> _GOAL OF THE EXERCISE_
Below are records. Copy every line with "when" in it.

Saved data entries
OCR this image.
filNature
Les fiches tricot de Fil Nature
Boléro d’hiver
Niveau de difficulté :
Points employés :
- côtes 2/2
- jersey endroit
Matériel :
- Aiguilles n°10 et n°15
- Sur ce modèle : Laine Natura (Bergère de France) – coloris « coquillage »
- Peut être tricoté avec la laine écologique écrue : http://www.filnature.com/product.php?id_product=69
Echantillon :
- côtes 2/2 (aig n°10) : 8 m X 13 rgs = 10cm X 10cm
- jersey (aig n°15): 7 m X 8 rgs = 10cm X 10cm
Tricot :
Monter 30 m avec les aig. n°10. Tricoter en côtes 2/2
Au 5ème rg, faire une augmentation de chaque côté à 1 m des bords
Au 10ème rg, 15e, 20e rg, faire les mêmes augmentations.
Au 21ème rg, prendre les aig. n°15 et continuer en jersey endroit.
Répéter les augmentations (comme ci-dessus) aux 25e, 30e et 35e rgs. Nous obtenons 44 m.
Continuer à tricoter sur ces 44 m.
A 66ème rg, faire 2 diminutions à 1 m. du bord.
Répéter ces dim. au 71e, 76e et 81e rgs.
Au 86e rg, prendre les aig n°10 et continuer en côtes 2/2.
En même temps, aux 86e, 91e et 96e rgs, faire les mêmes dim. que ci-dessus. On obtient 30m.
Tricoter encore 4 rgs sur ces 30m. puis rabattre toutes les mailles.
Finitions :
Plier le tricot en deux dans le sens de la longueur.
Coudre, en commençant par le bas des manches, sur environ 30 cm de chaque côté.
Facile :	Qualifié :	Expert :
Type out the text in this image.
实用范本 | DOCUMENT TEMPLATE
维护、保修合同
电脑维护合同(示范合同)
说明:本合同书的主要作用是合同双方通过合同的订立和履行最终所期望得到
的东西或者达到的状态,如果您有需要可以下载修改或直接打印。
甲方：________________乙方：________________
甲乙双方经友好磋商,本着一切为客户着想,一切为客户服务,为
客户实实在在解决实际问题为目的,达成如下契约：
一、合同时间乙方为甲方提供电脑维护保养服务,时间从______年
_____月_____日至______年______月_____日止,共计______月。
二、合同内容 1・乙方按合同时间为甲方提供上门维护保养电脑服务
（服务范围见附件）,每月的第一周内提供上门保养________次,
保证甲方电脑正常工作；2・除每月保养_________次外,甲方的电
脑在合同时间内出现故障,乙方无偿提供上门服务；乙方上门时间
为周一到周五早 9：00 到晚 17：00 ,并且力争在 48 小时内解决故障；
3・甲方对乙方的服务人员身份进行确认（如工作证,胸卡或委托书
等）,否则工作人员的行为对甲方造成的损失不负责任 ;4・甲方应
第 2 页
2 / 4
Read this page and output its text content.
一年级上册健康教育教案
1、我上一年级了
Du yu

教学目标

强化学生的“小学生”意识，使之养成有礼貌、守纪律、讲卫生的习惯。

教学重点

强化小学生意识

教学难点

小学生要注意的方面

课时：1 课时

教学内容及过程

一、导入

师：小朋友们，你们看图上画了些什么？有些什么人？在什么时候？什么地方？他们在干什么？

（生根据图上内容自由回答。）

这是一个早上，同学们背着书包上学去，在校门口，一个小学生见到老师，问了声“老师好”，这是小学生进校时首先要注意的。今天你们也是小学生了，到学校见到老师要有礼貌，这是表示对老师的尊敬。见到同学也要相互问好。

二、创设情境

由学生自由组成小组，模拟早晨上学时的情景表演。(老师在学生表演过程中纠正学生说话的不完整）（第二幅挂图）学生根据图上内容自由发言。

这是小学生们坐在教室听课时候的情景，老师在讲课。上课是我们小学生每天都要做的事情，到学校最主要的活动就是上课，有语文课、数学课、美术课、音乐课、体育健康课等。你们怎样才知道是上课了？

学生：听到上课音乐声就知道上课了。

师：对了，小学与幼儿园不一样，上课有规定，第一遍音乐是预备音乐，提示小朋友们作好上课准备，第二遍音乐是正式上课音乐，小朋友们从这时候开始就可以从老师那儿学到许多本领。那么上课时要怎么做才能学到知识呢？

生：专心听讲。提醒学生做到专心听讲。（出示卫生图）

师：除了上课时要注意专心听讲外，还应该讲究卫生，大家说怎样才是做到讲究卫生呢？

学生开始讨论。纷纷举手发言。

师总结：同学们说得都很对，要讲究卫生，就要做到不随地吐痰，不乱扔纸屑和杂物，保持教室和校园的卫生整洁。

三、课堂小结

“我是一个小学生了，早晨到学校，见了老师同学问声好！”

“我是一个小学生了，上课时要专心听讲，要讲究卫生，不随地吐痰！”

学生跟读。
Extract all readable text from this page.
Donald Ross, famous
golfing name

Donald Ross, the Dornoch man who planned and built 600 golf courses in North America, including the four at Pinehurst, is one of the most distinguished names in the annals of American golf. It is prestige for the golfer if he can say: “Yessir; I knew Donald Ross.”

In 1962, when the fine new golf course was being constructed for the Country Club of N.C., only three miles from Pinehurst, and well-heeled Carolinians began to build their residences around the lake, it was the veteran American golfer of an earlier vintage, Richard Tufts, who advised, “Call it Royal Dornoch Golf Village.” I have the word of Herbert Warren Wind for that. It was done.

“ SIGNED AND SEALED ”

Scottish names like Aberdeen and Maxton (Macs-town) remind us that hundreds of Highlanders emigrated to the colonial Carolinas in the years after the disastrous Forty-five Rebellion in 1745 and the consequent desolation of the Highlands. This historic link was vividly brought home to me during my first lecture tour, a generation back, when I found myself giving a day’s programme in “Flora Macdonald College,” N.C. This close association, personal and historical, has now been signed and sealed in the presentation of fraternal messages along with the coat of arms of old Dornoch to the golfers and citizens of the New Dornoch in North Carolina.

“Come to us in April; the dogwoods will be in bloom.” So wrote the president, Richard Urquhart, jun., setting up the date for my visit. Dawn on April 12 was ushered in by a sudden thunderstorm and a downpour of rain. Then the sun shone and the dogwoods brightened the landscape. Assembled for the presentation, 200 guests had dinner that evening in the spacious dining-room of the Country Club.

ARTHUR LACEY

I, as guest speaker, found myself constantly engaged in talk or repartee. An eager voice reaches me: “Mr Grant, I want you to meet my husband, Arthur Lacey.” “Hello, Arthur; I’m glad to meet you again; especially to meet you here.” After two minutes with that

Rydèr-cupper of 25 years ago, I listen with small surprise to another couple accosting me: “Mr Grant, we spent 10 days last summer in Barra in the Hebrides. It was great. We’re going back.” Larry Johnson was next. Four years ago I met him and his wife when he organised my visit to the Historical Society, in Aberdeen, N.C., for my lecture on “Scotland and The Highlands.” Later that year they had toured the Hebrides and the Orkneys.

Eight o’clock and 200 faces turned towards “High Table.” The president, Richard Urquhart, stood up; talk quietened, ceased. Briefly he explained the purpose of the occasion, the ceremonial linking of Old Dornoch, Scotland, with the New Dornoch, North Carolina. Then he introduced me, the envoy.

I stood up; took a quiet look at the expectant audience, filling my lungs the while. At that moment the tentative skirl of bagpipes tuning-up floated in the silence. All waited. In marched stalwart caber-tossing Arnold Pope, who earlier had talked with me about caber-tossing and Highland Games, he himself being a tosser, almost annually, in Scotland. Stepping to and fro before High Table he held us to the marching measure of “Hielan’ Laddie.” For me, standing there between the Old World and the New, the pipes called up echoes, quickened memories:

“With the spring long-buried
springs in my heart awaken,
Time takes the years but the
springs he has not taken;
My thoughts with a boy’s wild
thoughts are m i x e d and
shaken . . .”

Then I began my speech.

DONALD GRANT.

> _RESULT FOR THIS TASK_
In 1962, when the fine new golf course was being constructed for the Country Club of N.C., only three miles from Pinehurst, and well-heeled Carolinians began to build their residences around the lake, it was the veteran American golfer of an earlier vintage, Richard Tufts, who advised, “Call it Royal Dornoch Golf Village.” I have the word of Herbert Warren Wind for that. It was done.
Scottish names like Aberdeen and Maxton (Macs-town) remind us that hundreds of Highlanders emigrated to the colonial Carolinas in the years after the disastrous Forty-five Rebellion in 1745 and the consequent desolation of the Highlands. This historic link was vividly brought home to me during my first lecture tour, a generation back, when I found myself giving a day’s programme in “Flora Macdonald College,” N.C. This close association, personal and historical, has now been signed and sealed in the presentation of fraternal messages along with the coat of arms of old Dornoch to the golfers and citizens of the New Dornoch in North Carolina.
Rydèr-cupper of 25 years ago, I listen with small surprise to another couple accosting me: “Mr Grant, we spent 10 days last summer in Barra in the Hebrides. It was great. We’re going back.” Larry Johnson was next. Four years ago I met him and his wife when he organised my visit to the Historical Society, in Aberdeen, N.C., for my lecture on “Scotland and The Highlands.” Later that year they had toured the Hebrides and the Orkneys.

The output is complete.